▼

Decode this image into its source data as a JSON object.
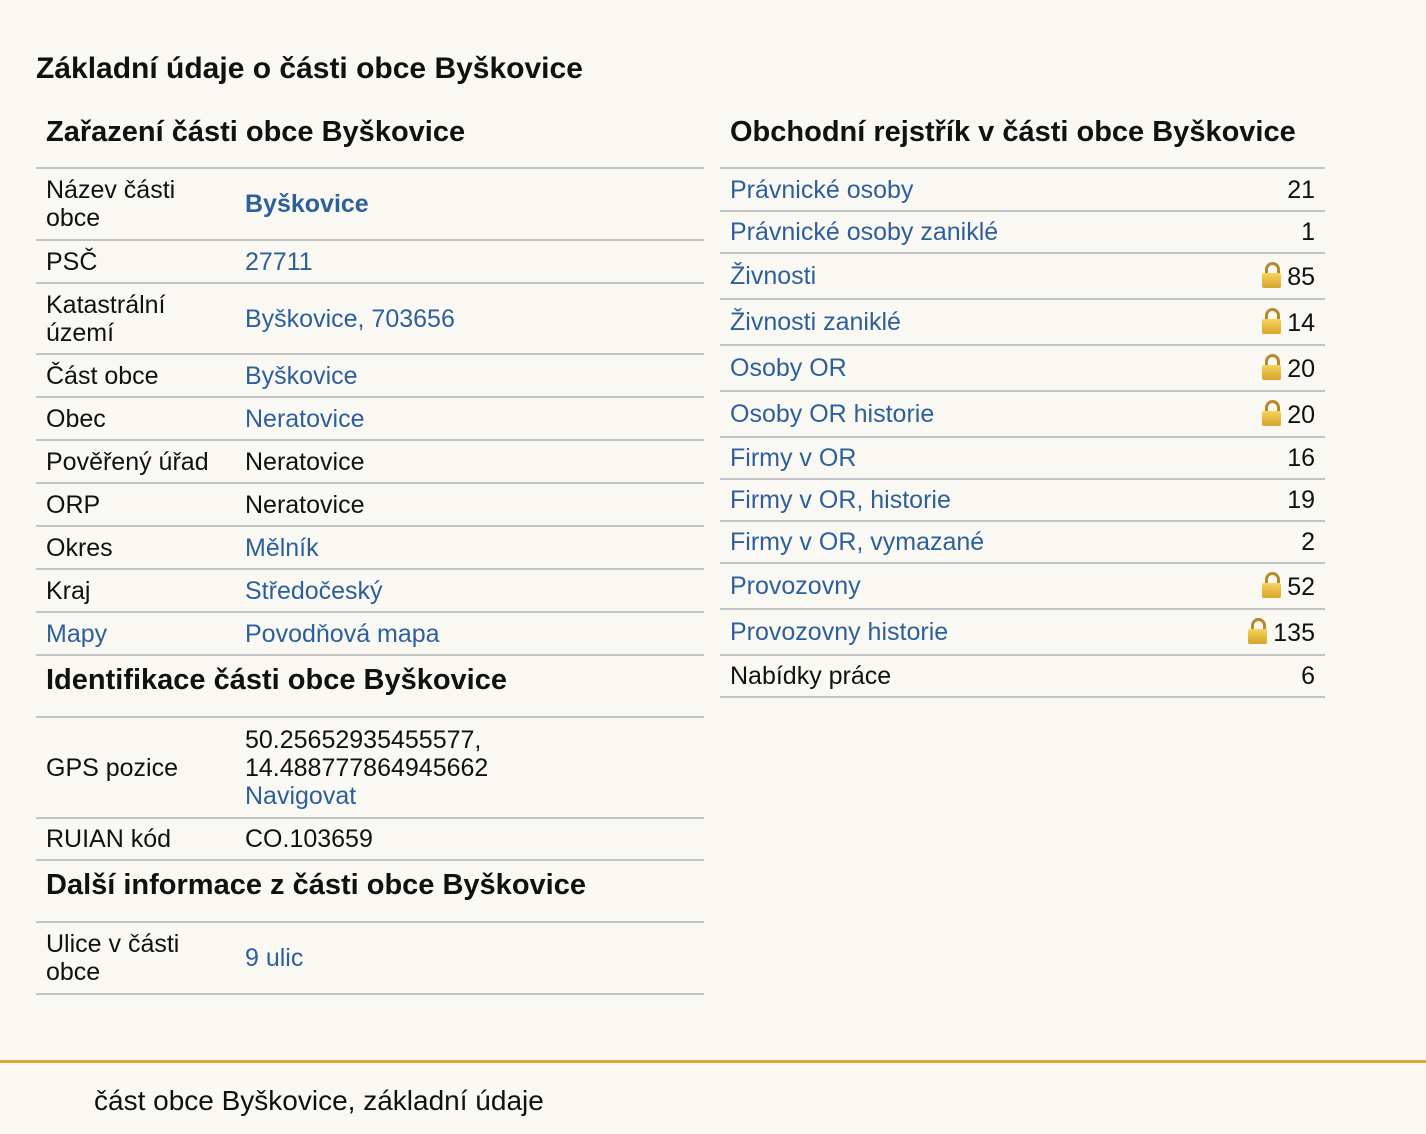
{
  "page_title": "Základní údaje o části obce Byškovice",
  "zarazeni": {
    "title": "Zařazení části obce Byškovice",
    "rows": [
      {
        "label": "Název části obce",
        "value": "Byškovice"
      },
      {
        "label": "PSČ",
        "value": "27711"
      },
      {
        "label": "Katastrální území",
        "value": "Byškovice, 703656"
      },
      {
        "label": "Část obce",
        "value": "Byškovice"
      },
      {
        "label": "Obec",
        "value": "Neratovice"
      },
      {
        "label": "Pověřený úřad",
        "value": "Neratovice"
      },
      {
        "label": "ORP",
        "value": "Neratovice"
      },
      {
        "label": "Okres",
        "value": "Mělník"
      },
      {
        "label": "Kraj",
        "value": "Středočeský"
      },
      {
        "label": "Mapy",
        "value": "Povodňová mapa"
      }
    ]
  },
  "identifikace": {
    "title": "Identifikace části obce Byškovice",
    "gps_label": "GPS pozice",
    "gps_lat": "50.25652935455577,",
    "gps_lon": "14.488777864945662",
    "navigate": "Navigovat",
    "ruian_label": "RUIAN kód",
    "ruian_value": "CO.103659"
  },
  "dalsi": {
    "title": "Další informace z části obce Byškovice",
    "ulice_label": "Ulice v části obce",
    "ulice_value": "9 ulic"
  },
  "rejstrik": {
    "title": "Obchodní rejstřík v části obce Byškovice",
    "rows": [
      {
        "label": "Právnické osoby",
        "value": "21"
      },
      {
        "label": "Právnické osoby zaniklé",
        "value": "1"
      },
      {
        "label": "Živnosti",
        "value": "85"
      },
      {
        "label": "Živnosti zaniklé",
        "value": "14"
      },
      {
        "label": "Osoby OR",
        "value": "20"
      },
      {
        "label": "Osoby OR historie",
        "value": "20"
      },
      {
        "label": "Firmy v OR",
        "value": "16"
      },
      {
        "label": "Firmy v OR, historie",
        "value": "19"
      },
      {
        "label": "Firmy v OR, vymazané",
        "value": "2"
      },
      {
        "label": "Provozovny",
        "value": "52"
      },
      {
        "label": "Provozovny historie",
        "value": "135"
      },
      {
        "label": "Nabídky práce",
        "value": "6"
      }
    ]
  },
  "icons": {
    "lock": "lock-icon"
  },
  "colors": {
    "link": "#2d5f9b",
    "footer_line": "#d4a83a",
    "background": "#f9f8f3"
  },
  "footer": "část obce Byškovice, základní údaje"
}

▲

YOUR OBJECTIVE
Find every line in the entries that includes the word "Právnické", then state how many there are and nothing else.

OUTPUT OF THE TASK
2